▸ The request: Below is some material; transcribe all of it exactly.

▸ Exercise inputs:
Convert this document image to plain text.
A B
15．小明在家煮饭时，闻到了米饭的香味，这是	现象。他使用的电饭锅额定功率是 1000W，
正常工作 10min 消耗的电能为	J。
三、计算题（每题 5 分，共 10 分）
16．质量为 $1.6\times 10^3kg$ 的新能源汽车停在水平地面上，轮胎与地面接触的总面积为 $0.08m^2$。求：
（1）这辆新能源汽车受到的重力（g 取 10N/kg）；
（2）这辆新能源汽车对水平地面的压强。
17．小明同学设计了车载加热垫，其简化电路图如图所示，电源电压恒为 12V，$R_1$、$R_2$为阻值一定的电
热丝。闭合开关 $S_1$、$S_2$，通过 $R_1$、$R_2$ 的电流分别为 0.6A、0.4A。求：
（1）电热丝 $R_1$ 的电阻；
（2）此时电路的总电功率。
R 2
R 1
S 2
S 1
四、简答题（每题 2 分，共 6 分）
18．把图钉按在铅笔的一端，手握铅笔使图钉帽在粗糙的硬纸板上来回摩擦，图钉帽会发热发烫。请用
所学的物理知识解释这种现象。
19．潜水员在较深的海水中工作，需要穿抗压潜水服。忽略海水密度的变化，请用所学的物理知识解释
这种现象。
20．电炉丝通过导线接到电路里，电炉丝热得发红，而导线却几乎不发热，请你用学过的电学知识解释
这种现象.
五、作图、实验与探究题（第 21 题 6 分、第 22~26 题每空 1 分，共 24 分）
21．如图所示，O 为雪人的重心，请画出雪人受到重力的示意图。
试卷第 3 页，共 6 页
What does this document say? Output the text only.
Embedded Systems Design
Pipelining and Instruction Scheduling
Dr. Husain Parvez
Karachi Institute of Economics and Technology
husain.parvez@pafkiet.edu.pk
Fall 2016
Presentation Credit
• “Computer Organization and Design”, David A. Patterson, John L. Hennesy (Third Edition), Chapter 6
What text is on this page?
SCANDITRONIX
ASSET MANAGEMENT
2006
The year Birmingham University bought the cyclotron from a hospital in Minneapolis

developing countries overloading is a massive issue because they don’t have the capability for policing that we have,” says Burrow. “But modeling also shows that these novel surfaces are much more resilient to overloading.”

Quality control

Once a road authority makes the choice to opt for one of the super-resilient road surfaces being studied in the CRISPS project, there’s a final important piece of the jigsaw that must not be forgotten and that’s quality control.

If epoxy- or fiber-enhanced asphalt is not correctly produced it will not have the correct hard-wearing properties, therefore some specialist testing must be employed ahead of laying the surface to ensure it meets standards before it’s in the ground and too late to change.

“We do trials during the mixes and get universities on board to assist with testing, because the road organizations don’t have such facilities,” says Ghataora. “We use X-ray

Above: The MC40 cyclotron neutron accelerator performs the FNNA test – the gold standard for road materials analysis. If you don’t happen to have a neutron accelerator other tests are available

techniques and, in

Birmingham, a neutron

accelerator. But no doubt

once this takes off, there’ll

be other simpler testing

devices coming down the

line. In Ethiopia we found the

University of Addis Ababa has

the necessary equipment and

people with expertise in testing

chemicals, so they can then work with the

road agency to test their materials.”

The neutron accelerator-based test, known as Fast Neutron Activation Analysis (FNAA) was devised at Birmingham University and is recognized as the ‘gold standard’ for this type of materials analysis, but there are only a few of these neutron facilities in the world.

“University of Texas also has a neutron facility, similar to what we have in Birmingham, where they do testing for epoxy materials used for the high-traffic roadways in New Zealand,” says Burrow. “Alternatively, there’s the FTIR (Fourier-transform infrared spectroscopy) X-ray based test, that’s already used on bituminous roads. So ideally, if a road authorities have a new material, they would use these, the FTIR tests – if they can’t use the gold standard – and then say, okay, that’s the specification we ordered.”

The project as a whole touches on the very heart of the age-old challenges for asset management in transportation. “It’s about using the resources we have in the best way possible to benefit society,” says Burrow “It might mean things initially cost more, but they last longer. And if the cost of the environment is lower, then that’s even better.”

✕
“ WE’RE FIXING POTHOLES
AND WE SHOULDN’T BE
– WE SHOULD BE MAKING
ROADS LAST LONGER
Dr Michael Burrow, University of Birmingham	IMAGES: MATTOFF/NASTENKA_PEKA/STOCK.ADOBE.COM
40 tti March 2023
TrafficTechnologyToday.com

▸ Finished exercise:
Convert this document image to plain text.
A B
15．小明在家煮饭时，闻到了米饭的香味，这是	现象。他使用的电饭锅额定功率是 1000W，
正常工作 10min 消耗的电能为	J。
三、计算题（每题 5 分，共 10 分）
16．质量为 $1.6\times 10^3kg$ 的新能源汽车停在水平地面上，轮胎与地面接触的总面积为 $0.08m^2$。求：
（1）这辆新能源汽车受到的重力（g 取 10N/kg）；
（2）这辆新能源汽车对水平地面的压强。
17．小明同学设计了车载加热垫，其简化电路图如图所示，电源电压恒为 12V，$R_1$、$R_2$为阻值一定的电
热丝。闭合开关 $S_1$、$S_2$，通过 $R_1$、$R_2$ 的电流分别为 0.6A、0.4A。求：
（1）电热丝 $R_1$ 的电阻；
（2）此时电路的总电功率。
R 2
R 1
S 2
S 1
四、简答题（每题 2 分，共 6 分）
18．把图钉按在铅笔的一端，手握铅笔使图钉帽在粗糙的硬纸板上来回摩擦，图钉帽会发热发烫。请用
所学的物理知识解释这种现象。
19．潜水员在较深的海水中工作，需要穿抗压潜水服。忽略海水密度的变化，请用所学的物理知识解释
这种现象。
20．电炉丝通过导线接到电路里，电炉丝热得发红，而导线却几乎不发热，请你用学过的电学知识解释
这种现象.
五、作图、实验与探究题（第 21 题 6 分、第 22~26 题每空 1 分，共 24 分）
21．如图所示，O 为雪人的重心，请画出雪人受到重力的示意图。
试卷第 3 页，共 6 页
What does this document say? Output the text only.
Embedded Systems Design
Pipelining and Instruction Scheduling
Dr. Husain Parvez
Karachi Institute of Economics and Technology
husain.parvez@pafkiet.edu.pk
Fall 2016
Presentation Credit
• “Computer Organization and Design”, David A. Patterson, John L. Hennesy (Third Edition), Chapter 6
What text is on this page?
SCANDITRONIX
ASSET MANAGEMENT
2006
The year Birmingham University bought the cyclotron from a hospital in Minneapolis

developing countries overloading is a massive issue because they don’t have the capability for policing that we have,” says Burrow. “But modeling also shows that these novel surfaces are much more resilient to overloading.”

Quality control

Once a road authority makes the choice to opt for one of the super-resilient road surfaces being studied in the CRISPS project, there’s a final important piece of the jigsaw that must not be forgotten and that’s quality control.

If epoxy- or fiber-enhanced asphalt is not correctly produced it will not have the correct hard-wearing properties, therefore some specialist testing must be employed ahead of laying the surface to ensure it meets standards before it’s in the ground and too late to change.

“We do trials during the mixes and get universities on board to assist with testing, because the road organizations don’t have such facilities,” says Ghataora. “We use X-ray

Above: The MC40 cyclotron neutron accelerator performs the FNNA test – the gold standard for road materials analysis. If you don’t happen to have a neutron accelerator other tests are available

techniques and, in

Birmingham, a neutron

accelerator. But no doubt

once this takes off, there’ll

be other simpler testing

devices coming down the

line. In Ethiopia we found the

University of Addis Ababa has

the necessary equipment and

people with expertise in testing

chemicals, so they can then work with the

road agency to test their materials.”

The neutron accelerator-based test, known as Fast Neutron Activation Analysis (FNAA) was devised at Birmingham University and is recognized as the ‘gold standard’ for this type of materials analysis, but there are only a few of these neutron facilities in the world.

“University of Texas also has a neutron facility, similar to what we have in Birmingham, where they do testing for epoxy materials used for the high-traffic roadways in New Zealand,” says Burrow. “Alternatively, there’s the FTIR (Fourier-transform infrared spectroscopy) X-ray based test, that’s already used on bituminous roads. So ideally, if a road authorities have a new material, they would use these, the FTIR tests – if they can’t use the gold standard – and then say, okay, that’s the specification we ordered.”

The project as a whole touches on the very heart of the age-old challenges for asset management in transportation. “It’s about using the resources we have in the best way possible to benefit society,” says Burrow “It might mean things initially cost more, but they last longer. And if the cost of the environment is lower, then that’s even better.”

✕
“ WE’RE FIXING POTHOLES
AND WE SHOULDN’T BE
– WE SHOULD BE MAKING
ROADS LAST LONGER
Dr Michael Burrow, University of Birmingham	IMAGES: MATTOFF/NASTENKA_PEKA/STOCK.ADOBE.COM
40 tti March 2023
TrafficTechnologyToday.com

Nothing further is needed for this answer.